* _INFORMATION SUPPLIED_

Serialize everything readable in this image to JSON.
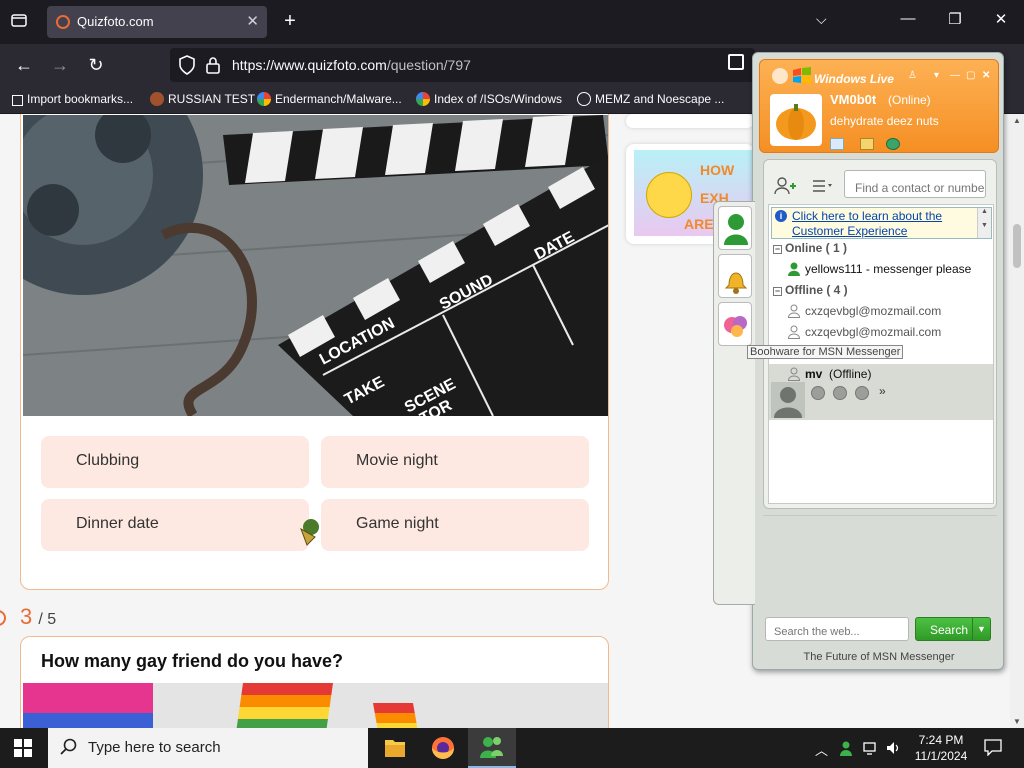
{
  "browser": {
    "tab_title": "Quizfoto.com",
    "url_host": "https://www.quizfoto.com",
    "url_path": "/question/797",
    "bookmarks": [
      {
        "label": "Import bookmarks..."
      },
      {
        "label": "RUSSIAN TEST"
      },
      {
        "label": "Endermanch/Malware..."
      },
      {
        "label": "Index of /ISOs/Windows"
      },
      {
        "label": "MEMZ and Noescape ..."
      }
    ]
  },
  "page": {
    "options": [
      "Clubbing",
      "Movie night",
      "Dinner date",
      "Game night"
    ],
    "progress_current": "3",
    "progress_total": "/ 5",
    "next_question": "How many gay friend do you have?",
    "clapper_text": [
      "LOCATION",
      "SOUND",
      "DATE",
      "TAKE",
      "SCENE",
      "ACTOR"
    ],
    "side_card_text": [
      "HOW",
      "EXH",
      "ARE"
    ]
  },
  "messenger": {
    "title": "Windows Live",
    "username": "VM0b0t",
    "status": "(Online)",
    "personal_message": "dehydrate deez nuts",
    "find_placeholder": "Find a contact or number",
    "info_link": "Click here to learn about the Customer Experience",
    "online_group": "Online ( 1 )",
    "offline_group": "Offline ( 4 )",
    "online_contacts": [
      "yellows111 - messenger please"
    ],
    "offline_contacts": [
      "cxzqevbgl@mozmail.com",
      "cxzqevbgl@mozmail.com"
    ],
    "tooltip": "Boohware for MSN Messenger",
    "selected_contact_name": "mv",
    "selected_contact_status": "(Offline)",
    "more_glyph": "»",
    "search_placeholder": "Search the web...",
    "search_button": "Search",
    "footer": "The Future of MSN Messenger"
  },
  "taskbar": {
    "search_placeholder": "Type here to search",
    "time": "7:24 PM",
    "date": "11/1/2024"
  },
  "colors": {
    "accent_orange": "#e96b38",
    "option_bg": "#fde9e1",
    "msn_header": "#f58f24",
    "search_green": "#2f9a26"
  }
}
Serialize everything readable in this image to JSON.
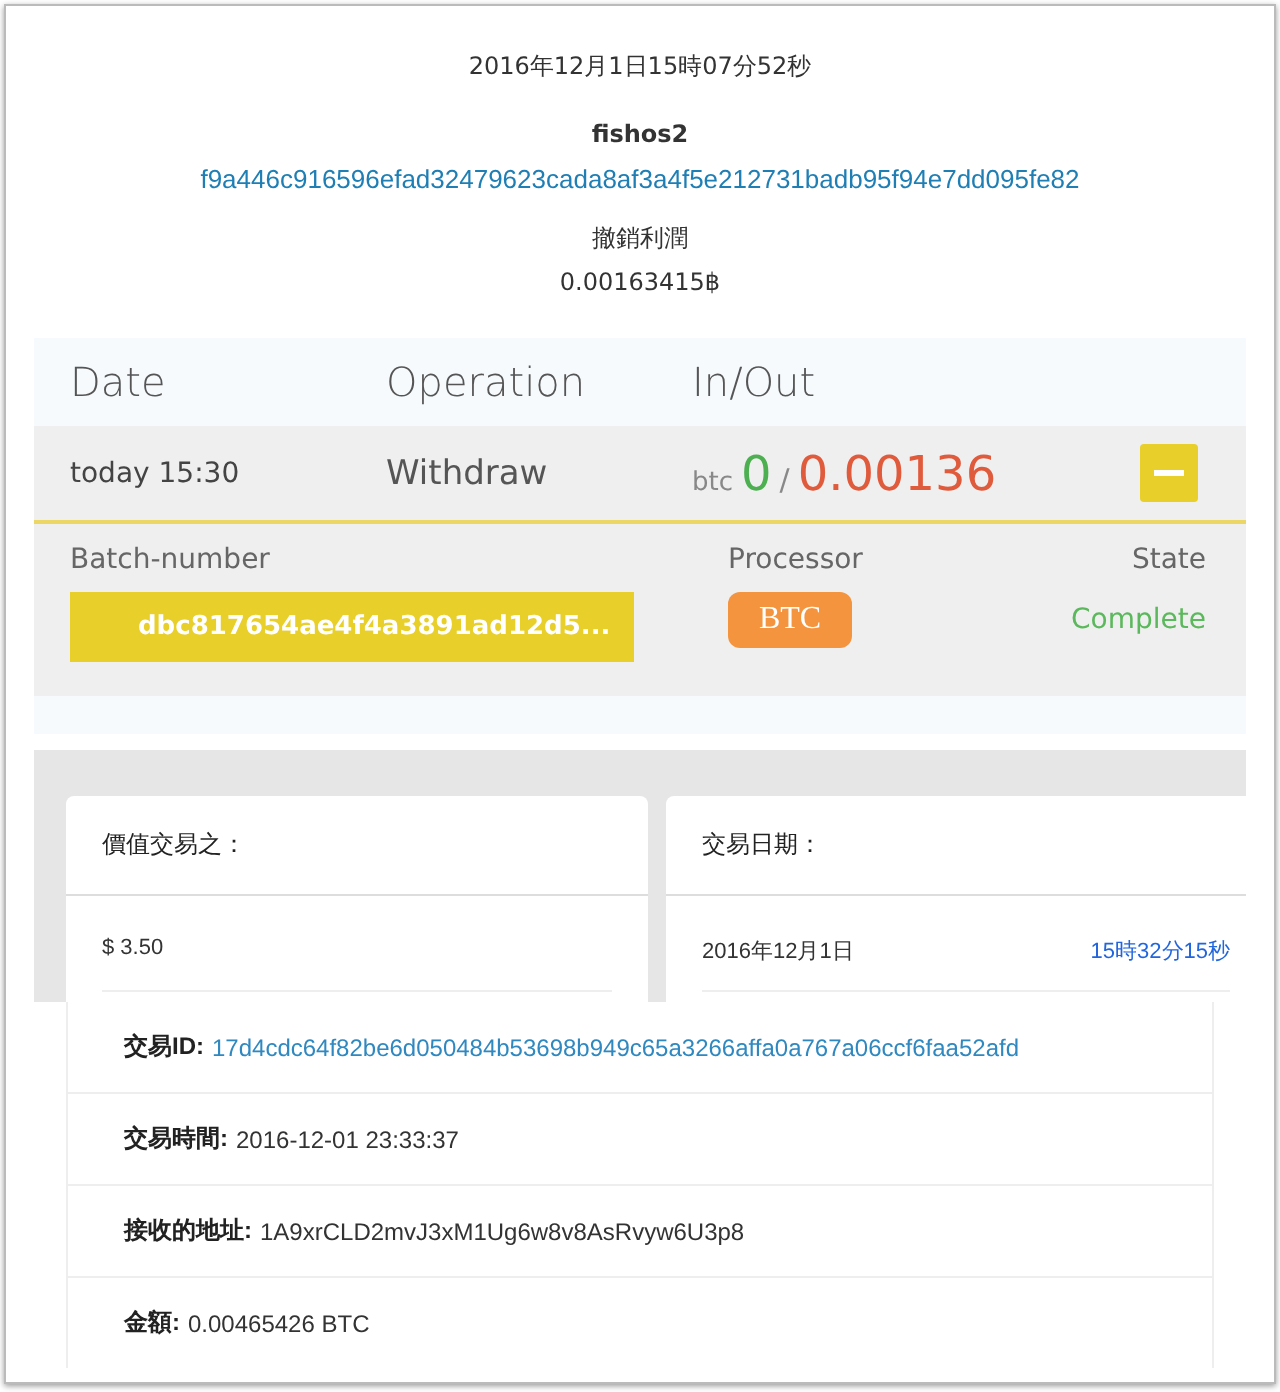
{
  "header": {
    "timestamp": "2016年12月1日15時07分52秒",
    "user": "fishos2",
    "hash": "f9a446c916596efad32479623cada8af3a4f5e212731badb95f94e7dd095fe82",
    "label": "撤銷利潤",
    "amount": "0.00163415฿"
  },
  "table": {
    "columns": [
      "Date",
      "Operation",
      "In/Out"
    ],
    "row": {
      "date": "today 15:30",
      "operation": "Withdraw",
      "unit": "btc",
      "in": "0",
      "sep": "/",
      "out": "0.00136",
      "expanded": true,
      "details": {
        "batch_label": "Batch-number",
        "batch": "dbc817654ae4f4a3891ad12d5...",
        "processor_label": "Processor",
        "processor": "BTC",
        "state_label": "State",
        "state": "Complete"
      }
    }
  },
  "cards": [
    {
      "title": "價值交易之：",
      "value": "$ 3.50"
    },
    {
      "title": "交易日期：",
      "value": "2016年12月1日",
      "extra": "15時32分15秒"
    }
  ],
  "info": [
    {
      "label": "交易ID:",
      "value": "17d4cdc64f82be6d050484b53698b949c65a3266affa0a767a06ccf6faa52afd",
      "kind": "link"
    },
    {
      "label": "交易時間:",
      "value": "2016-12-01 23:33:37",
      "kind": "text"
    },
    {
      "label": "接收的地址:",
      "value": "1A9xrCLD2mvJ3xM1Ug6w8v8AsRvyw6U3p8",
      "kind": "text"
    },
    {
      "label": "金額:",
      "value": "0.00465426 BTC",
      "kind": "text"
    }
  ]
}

* _WHAT YOU NEED TO DO_
Pictures stay out; repeat all the rest of the records exactly.

* _RESULT FOR THIS TASK_
Serialize everything readable in this image to JSON.
{
  "browser": {
    "tab_title": "Quizfoto.com",
    "url_host": "https://www.quizfoto.com",
    "url_path": "/question/797",
    "bookmarks": [
      {
        "label": "Import bookmarks..."
      },
      {
        "label": "RUSSIAN TEST"
      },
      {
        "label": "Endermanch/Malware..."
      },
      {
        "label": "Index of /ISOs/Windows"
      },
      {
        "label": "MEMZ and Noescape ..."
      }
    ]
  },
  "page": {
    "options": [
      "Clubbing",
      "Movie night",
      "Dinner date",
      "Game night"
    ],
    "progress_current": "3",
    "progress_total": "/ 5",
    "next_question": "How many gay friend do you have?",
    "clapper_text": [
      "LOCATION",
      "SOUND",
      "DATE",
      "TAKE",
      "SCENE",
      "ACTOR"
    ],
    "side_card_text": [
      "HOW",
      "EXH",
      "ARE"
    ]
  },
  "messenger": {
    "title": "Windows Live",
    "username": "VM0b0t",
    "status": "(Online)",
    "personal_message": "dehydrate deez nuts",
    "find_placeholder": "Find a contact or number",
    "info_link": "Click here to learn about the Customer Experience",
    "online_group": "Online ( 1 )",
    "offline_group": "Offline ( 4 )",
    "online_contacts": [
      "yellows111 - messenger please"
    ],
    "offline_contacts": [
      "cxzqevbgl@mozmail.com",
      "cxzqevbgl@mozmail.com"
    ],
    "tooltip": "Boohware for MSN Messenger",
    "selected_contact_name": "mv",
    "selected_contact_status": "(Offline)",
    "more_glyph": "»",
    "search_placeholder": "Search the web...",
    "search_button": "Search",
    "footer": "The Future of MSN Messenger"
  },
  "taskbar": {
    "search_placeholder": "Type here to search",
    "time": "7:24 PM",
    "date": "11/1/2024"
  },
  "colors": {
    "accent_orange": "#e96b38",
    "option_bg": "#fde9e1",
    "msn_header": "#f58f24",
    "search_green": "#2f9a26"
  }
}
Serialize everything readable in this image to JSON.
{
  "header": {
    "timestamp": "2016年12月1日15時07分52秒",
    "user": "fishos2",
    "hash": "f9a446c916596efad32479623cada8af3a4f5e212731badb95f94e7dd095fe82",
    "label": "撤銷利潤",
    "amount": "0.00163415฿"
  },
  "table": {
    "columns": [
      "Date",
      "Operation",
      "In/Out"
    ],
    "row": {
      "date": "today 15:30",
      "operation": "Withdraw",
      "unit": "btc",
      "in": "0",
      "sep": "/",
      "out": "0.00136",
      "expanded": true,
      "details": {
        "batch_label": "Batch-number",
        "batch": "dbc817654ae4f4a3891ad12d5...",
        "processor_label": "Processor",
        "processor": "BTC",
        "state_label": "State",
        "state": "Complete"
      }
    }
  },
  "cards": [
    {
      "title": "價值交易之：",
      "value": "$ 3.50"
    },
    {
      "title": "交易日期：",
      "value": "2016年12月1日",
      "extra": "15時32分15秒"
    }
  ],
  "info": [
    {
      "label": "交易ID:",
      "value": "17d4cdc64f82be6d050484b53698b949c65a3266affa0a767a06ccf6faa52afd",
      "kind": "link"
    },
    {
      "label": "交易時間:",
      "value": "2016-12-01 23:33:37",
      "kind": "text"
    },
    {
      "label": "接收的地址:",
      "value": "1A9xrCLD2mvJ3xM1Ug6w8v8AsRvyw6U3p8",
      "kind": "text"
    },
    {
      "label": "金額:",
      "value": "0.00465426 BTC",
      "kind": "text"
    }
  ]
}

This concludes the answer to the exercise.